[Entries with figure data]
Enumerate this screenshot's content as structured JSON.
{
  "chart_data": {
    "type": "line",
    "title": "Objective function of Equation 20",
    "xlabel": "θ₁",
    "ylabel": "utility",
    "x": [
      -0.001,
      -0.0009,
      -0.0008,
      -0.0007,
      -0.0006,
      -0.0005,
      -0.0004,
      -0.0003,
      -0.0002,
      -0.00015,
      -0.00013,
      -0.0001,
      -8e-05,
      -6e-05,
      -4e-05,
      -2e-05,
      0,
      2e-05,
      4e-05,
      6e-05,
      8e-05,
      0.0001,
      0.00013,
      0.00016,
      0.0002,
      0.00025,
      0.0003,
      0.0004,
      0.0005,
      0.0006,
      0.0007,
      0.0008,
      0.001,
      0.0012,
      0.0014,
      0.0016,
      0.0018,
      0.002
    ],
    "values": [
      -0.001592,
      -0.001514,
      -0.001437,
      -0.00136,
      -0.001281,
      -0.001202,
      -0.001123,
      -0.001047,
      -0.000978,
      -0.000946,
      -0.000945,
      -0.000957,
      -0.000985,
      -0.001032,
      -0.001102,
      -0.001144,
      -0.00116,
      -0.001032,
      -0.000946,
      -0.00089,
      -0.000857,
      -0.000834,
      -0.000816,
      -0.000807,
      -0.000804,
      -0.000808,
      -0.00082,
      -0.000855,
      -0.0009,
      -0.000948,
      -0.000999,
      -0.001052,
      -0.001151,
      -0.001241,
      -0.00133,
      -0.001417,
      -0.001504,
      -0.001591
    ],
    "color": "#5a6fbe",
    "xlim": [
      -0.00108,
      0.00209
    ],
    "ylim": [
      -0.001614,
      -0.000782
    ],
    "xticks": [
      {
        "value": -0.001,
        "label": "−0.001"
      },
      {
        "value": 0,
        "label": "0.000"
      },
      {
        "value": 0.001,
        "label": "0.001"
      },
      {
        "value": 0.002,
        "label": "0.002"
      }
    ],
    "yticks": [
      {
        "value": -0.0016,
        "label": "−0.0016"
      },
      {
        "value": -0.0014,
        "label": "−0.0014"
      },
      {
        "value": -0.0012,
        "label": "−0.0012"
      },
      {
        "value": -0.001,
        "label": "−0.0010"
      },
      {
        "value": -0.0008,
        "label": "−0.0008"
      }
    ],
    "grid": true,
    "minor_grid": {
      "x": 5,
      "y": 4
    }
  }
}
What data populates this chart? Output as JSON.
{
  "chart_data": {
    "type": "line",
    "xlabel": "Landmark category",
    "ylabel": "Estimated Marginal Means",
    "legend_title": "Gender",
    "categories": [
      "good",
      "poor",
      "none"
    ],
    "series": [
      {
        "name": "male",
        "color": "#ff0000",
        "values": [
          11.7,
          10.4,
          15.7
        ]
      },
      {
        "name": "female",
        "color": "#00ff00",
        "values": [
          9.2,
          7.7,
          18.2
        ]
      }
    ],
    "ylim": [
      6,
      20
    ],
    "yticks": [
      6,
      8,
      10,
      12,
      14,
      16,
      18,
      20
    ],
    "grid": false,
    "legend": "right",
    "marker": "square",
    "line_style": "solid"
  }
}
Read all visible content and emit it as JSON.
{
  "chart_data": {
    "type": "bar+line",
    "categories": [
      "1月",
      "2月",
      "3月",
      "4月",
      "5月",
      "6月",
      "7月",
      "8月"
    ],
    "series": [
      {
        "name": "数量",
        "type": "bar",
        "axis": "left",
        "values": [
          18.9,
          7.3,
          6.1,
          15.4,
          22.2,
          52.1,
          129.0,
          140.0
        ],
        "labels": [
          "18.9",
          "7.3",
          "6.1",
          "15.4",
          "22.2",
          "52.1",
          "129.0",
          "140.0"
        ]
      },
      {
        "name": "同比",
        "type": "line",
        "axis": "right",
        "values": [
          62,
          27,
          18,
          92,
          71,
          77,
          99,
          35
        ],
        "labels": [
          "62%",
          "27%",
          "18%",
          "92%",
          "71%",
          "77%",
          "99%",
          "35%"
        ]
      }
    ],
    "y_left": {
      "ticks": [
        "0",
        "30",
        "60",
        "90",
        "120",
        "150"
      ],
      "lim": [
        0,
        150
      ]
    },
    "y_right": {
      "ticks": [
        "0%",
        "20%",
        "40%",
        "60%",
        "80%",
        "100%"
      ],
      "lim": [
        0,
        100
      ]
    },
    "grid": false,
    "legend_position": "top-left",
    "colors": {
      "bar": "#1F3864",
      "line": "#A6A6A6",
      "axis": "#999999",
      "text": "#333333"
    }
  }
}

__WHAT YOU ARE ASKED TO DO__:
Above are the records; copy all of them exactly.

__SOLUTION BELOW__:
Enumerate this screenshot's content as structured JSON.
{
  "chart_data": {
    "type": "line",
    "title": "Objective function of Equation 20",
    "xlabel": "θ₁",
    "ylabel": "utility",
    "x": [
      -0.001,
      -0.0009,
      -0.0008,
      -0.0007,
      -0.0006,
      -0.0005,
      -0.0004,
      -0.0003,
      -0.0002,
      -0.00015,
      -0.00013,
      -0.0001,
      -8e-05,
      -6e-05,
      -4e-05,
      -2e-05,
      0,
      2e-05,
      4e-05,
      6e-05,
      8e-05,
      0.0001,
      0.00013,
      0.00016,
      0.0002,
      0.00025,
      0.0003,
      0.0004,
      0.0005,
      0.0006,
      0.0007,
      0.0008,
      0.001,
      0.0012,
      0.0014,
      0.0016,
      0.0018,
      0.002
    ],
    "values": [
      -0.001592,
      -0.001514,
      -0.001437,
      -0.00136,
      -0.001281,
      -0.001202,
      -0.001123,
      -0.001047,
      -0.000978,
      -0.000946,
      -0.000945,
      -0.000957,
      -0.000985,
      -0.001032,
      -0.001102,
      -0.001144,
      -0.00116,
      -0.001032,
      -0.000946,
      -0.00089,
      -0.000857,
      -0.000834,
      -0.000816,
      -0.000807,
      -0.000804,
      -0.000808,
      -0.00082,
      -0.000855,
      -0.0009,
      -0.000948,
      -0.000999,
      -0.001052,
      -0.001151,
      -0.001241,
      -0.00133,
      -0.001417,
      -0.001504,
      -0.001591
    ],
    "color": "#5a6fbe",
    "xlim": [
      -0.00108,
      0.00209
    ],
    "ylim": [
      -0.001614,
      -0.000782
    ],
    "xticks": [
      {
        "value": -0.001,
        "label": "−0.001"
      },
      {
        "value": 0,
        "label": "0.000"
      },
      {
        "value": 0.001,
        "label": "0.001"
      },
      {
        "value": 0.002,
        "label": "0.002"
      }
    ],
    "yticks": [
      {
        "value": -0.0016,
        "label": "−0.0016"
      },
      {
        "value": -0.0014,
        "label": "−0.0014"
      },
      {
        "value": -0.0012,
        "label": "−0.0012"
      },
      {
        "value": -0.001,
        "label": "−0.0010"
      },
      {
        "value": -0.0008,
        "label": "−0.0008"
      }
    ],
    "grid": true,
    "minor_grid": {
      "x": 5,
      "y": 4
    }
  }
}
What data populates this chart? Output as JSON.
{
  "chart_data": {
    "type": "line",
    "xlabel": "Landmark category",
    "ylabel": "Estimated Marginal Means",
    "legend_title": "Gender",
    "categories": [
      "good",
      "poor",
      "none"
    ],
    "series": [
      {
        "name": "male",
        "color": "#ff0000",
        "values": [
          11.7,
          10.4,
          15.7
        ]
      },
      {
        "name": "female",
        "color": "#00ff00",
        "values": [
          9.2,
          7.7,
          18.2
        ]
      }
    ],
    "ylim": [
      6,
      20
    ],
    "yticks": [
      6,
      8,
      10,
      12,
      14,
      16,
      18,
      20
    ],
    "grid": false,
    "legend": "right",
    "marker": "square",
    "line_style": "solid"
  }
}
Read all visible content and emit it as JSON.
{
  "chart_data": {
    "type": "bar+line",
    "categories": [
      "1月",
      "2月",
      "3月",
      "4月",
      "5月",
      "6月",
      "7月",
      "8月"
    ],
    "series": [
      {
        "name": "数量",
        "type": "bar",
        "axis": "left",
        "values": [
          18.9,
          7.3,
          6.1,
          15.4,
          22.2,
          52.1,
          129.0,
          140.0
        ],
        "labels": [
          "18.9",
          "7.3",
          "6.1",
          "15.4",
          "22.2",
          "52.1",
          "129.0",
          "140.0"
        ]
      },
      {
        "name": "同比",
        "type": "line",
        "axis": "right",
        "values": [
          62,
          27,
          18,
          92,
          71,
          77,
          99,
          35
        ],
        "labels": [
          "62%",
          "27%",
          "18%",
          "92%",
          "71%",
          "77%",
          "99%",
          "35%"
        ]
      }
    ],
    "y_left": {
      "ticks": [
        "0",
        "30",
        "60",
        "90",
        "120",
        "150"
      ],
      "lim": [
        0,
        150
      ]
    },
    "y_right": {
      "ticks": [
        "0%",
        "20%",
        "40%",
        "60%",
        "80%",
        "100%"
      ],
      "lim": [
        0,
        100
      ]
    },
    "grid": false,
    "legend_position": "top-left",
    "colors": {
      "bar": "#1F3864",
      "line": "#A6A6A6",
      "axis": "#999999",
      "text": "#333333"
    }
  }
}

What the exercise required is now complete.